_Exercise goal_.
Extract, from the records beneath this instruction, each line that contains the word "method".
::::::::::
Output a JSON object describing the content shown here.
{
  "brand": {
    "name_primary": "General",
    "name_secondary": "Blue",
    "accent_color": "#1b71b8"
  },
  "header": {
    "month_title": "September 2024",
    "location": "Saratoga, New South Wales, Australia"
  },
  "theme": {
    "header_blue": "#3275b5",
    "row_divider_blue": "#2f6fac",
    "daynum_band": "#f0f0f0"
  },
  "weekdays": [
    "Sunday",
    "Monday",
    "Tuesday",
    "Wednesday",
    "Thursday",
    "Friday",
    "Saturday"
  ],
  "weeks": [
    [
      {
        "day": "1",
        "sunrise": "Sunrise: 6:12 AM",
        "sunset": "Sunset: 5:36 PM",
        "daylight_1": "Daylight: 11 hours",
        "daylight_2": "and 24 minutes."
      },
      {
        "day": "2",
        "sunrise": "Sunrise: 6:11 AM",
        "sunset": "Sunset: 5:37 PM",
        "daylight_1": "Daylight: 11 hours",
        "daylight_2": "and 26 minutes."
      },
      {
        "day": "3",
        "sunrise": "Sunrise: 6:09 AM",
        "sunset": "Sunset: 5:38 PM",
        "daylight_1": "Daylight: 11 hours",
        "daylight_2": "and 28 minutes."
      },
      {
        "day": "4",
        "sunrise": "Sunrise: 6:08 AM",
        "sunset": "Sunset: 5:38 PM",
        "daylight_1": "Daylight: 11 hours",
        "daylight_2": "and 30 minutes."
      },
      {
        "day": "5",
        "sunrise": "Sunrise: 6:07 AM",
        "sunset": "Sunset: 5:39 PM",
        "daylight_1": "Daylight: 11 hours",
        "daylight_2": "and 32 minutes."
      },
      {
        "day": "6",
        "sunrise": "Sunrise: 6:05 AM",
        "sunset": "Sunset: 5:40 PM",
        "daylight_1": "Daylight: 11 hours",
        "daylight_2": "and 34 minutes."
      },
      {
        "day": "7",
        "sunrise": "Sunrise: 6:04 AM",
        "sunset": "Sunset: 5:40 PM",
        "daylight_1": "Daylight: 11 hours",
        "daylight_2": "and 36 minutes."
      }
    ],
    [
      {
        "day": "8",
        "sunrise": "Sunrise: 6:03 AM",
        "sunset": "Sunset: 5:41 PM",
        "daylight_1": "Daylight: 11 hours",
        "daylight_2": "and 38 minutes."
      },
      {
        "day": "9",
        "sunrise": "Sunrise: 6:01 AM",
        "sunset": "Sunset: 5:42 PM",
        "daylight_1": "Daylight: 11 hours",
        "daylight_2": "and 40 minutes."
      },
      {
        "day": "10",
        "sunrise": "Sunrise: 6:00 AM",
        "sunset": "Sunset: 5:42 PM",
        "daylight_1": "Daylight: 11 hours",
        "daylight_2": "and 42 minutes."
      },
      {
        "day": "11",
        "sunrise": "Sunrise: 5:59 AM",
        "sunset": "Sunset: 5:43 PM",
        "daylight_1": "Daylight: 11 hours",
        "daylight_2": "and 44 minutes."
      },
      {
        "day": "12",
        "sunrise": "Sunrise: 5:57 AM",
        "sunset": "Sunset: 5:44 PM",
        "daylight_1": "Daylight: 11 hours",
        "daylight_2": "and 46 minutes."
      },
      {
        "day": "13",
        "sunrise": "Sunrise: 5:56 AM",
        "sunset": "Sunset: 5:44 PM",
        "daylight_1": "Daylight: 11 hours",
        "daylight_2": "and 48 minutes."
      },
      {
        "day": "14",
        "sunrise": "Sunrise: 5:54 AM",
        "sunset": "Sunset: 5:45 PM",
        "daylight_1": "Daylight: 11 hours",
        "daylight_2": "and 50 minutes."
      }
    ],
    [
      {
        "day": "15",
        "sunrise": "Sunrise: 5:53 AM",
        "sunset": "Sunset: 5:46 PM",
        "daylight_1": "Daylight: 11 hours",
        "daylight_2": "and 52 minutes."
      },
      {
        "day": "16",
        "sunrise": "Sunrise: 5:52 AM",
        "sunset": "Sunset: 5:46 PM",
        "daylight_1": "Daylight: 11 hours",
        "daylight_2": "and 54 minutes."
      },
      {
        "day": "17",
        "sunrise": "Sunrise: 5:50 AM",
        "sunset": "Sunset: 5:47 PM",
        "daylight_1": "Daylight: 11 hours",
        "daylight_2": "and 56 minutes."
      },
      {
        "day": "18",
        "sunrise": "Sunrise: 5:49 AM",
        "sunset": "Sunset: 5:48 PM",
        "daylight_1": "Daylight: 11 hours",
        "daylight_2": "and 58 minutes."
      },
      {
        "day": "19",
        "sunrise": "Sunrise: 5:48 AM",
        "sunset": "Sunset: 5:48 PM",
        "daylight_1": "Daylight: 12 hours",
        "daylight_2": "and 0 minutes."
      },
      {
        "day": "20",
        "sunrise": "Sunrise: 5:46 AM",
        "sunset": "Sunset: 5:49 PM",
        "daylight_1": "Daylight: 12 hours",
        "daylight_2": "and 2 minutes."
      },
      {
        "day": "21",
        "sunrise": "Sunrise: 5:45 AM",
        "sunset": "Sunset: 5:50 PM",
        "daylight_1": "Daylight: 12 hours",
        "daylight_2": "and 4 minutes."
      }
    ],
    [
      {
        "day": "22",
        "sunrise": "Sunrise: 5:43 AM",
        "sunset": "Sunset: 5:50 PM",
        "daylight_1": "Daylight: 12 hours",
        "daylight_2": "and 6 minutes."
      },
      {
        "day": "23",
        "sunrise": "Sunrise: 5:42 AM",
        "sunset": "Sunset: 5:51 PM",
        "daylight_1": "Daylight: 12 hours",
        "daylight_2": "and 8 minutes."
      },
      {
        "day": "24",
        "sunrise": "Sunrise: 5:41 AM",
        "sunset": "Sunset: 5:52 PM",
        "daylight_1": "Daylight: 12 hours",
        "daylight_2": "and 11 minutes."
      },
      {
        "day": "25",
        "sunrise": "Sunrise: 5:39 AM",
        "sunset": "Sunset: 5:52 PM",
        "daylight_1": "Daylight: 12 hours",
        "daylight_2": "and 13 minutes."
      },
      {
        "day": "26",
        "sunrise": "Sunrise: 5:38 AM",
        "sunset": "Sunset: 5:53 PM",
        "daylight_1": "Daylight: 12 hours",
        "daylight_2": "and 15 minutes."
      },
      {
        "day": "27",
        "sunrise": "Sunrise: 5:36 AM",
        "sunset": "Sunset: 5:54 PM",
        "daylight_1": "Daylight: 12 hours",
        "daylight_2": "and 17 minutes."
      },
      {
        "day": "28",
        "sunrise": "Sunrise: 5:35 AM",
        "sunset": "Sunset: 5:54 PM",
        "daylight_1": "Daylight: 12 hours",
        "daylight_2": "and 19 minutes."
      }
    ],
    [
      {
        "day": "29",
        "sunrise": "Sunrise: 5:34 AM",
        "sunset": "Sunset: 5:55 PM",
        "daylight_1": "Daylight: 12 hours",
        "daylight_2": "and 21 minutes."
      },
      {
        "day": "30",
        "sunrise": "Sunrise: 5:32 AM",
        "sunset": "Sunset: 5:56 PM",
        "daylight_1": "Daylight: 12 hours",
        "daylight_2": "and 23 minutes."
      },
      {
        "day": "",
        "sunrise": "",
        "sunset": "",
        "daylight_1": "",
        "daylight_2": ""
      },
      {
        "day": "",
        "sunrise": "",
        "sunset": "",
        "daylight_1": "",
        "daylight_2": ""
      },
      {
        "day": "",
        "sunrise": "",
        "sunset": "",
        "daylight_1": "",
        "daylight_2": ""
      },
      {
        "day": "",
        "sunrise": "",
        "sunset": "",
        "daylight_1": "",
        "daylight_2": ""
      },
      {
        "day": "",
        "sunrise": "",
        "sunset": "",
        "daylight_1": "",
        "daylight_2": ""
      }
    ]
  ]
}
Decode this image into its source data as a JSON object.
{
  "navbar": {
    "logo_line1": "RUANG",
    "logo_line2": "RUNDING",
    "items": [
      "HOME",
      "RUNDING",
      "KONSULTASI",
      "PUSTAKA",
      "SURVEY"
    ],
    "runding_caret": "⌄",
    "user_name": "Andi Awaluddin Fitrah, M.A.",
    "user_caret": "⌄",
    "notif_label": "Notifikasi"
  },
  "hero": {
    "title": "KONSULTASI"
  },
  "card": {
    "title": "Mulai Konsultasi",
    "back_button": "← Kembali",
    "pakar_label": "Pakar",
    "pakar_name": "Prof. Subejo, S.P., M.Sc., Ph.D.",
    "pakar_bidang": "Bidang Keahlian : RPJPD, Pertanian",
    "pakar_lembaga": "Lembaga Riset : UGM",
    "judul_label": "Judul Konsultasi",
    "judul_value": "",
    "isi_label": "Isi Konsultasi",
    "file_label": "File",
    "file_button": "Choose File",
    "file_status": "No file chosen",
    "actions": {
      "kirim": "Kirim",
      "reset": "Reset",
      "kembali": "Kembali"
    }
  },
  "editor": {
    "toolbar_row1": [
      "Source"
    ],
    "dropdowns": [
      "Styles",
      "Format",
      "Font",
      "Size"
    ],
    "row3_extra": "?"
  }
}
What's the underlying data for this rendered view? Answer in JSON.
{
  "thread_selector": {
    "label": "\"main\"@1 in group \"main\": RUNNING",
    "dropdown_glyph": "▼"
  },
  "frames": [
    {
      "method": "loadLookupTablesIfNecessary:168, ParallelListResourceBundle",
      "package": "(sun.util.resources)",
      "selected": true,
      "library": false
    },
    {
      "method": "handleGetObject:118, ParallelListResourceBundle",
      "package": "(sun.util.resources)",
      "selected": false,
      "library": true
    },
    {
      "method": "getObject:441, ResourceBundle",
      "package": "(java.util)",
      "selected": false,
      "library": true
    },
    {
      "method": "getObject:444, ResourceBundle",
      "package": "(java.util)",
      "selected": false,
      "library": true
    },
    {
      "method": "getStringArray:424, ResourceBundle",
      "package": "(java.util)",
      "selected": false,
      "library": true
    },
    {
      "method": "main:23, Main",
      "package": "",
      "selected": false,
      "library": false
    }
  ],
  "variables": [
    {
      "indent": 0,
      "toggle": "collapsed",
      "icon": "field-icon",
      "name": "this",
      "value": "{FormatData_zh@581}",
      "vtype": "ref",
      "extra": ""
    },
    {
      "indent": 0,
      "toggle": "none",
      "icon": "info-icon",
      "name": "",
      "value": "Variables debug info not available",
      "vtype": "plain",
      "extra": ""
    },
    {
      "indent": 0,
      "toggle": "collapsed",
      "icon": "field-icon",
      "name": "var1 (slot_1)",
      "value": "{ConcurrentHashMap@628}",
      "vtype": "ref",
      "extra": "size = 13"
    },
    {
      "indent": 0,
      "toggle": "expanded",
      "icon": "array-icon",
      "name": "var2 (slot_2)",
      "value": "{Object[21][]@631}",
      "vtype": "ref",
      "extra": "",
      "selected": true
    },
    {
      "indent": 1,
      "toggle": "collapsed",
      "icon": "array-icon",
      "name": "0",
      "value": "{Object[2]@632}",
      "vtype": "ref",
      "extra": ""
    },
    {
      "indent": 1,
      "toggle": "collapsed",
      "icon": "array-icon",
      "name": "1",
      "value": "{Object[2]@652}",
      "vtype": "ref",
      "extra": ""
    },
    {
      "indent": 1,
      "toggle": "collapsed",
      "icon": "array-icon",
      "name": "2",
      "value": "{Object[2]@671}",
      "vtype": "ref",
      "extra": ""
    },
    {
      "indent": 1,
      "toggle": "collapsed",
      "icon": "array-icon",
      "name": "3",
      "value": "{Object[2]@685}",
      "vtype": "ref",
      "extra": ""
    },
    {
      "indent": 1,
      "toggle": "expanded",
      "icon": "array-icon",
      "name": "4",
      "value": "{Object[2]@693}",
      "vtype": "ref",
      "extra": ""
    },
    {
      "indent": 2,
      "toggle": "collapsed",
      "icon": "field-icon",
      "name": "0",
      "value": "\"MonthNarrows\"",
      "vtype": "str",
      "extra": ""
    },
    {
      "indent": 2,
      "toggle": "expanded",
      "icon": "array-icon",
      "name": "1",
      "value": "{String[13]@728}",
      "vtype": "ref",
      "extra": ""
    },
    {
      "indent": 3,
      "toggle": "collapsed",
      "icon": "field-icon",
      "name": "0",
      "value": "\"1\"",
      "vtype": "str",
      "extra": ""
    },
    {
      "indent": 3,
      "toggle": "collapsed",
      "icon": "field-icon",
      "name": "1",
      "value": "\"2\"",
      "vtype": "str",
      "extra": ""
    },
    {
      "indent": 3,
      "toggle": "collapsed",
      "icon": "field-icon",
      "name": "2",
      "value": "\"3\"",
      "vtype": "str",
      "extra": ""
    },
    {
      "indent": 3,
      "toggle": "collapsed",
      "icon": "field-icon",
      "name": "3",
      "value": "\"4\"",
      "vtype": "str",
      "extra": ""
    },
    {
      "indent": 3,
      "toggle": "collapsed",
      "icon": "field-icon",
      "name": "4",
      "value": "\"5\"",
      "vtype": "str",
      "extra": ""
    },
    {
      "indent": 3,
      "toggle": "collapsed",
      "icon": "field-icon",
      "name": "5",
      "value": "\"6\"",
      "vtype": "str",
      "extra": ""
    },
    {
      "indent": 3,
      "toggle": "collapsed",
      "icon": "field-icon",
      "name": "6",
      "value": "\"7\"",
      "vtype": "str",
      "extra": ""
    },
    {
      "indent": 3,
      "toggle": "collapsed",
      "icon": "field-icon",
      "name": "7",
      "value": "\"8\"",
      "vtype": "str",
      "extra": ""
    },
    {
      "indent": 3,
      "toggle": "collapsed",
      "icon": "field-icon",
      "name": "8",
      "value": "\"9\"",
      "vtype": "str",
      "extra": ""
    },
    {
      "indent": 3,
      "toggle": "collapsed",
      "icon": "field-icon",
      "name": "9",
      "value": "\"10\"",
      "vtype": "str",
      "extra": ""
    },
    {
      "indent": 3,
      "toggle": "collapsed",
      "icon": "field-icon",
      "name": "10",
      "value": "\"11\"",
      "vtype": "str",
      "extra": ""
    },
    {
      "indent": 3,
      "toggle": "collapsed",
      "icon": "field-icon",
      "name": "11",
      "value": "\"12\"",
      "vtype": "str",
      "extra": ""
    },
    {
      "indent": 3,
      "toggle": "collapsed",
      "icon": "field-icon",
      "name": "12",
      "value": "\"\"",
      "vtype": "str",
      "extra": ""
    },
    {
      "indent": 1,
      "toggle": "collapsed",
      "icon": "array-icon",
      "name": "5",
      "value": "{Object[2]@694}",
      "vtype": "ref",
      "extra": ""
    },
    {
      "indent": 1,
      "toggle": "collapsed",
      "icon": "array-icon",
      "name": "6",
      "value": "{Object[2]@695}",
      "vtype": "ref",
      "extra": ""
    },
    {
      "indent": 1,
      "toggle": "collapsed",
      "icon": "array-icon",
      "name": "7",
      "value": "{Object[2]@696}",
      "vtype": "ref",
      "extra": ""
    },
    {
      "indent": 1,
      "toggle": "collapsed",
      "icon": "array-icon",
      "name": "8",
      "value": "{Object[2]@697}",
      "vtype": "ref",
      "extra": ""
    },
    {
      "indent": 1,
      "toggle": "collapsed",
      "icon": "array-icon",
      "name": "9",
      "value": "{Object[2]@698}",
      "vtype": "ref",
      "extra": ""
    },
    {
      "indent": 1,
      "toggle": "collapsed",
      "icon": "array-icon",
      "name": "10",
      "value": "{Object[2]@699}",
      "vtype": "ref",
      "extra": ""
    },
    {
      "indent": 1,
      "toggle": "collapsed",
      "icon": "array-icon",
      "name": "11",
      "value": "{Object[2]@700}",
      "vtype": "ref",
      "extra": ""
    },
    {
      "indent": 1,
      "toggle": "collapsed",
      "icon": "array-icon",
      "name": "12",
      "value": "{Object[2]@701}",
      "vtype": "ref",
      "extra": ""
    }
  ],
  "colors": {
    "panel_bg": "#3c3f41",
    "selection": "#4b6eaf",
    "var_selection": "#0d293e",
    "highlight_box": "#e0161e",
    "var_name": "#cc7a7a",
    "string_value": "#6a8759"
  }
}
::::::::::
_Task output_.
      "method": "loadLookupTablesIfNecessary:168, ParallelListResourceBundle",
      "method": "handleGetObject:118, ParallelListResourceBundle",
      "method": "getObject:441, ResourceBundle",
      "method": "getObject:444, ResourceBundle",
      "method": "getStringArray:424, ResourceBundle",
      "method": "main:23, Main",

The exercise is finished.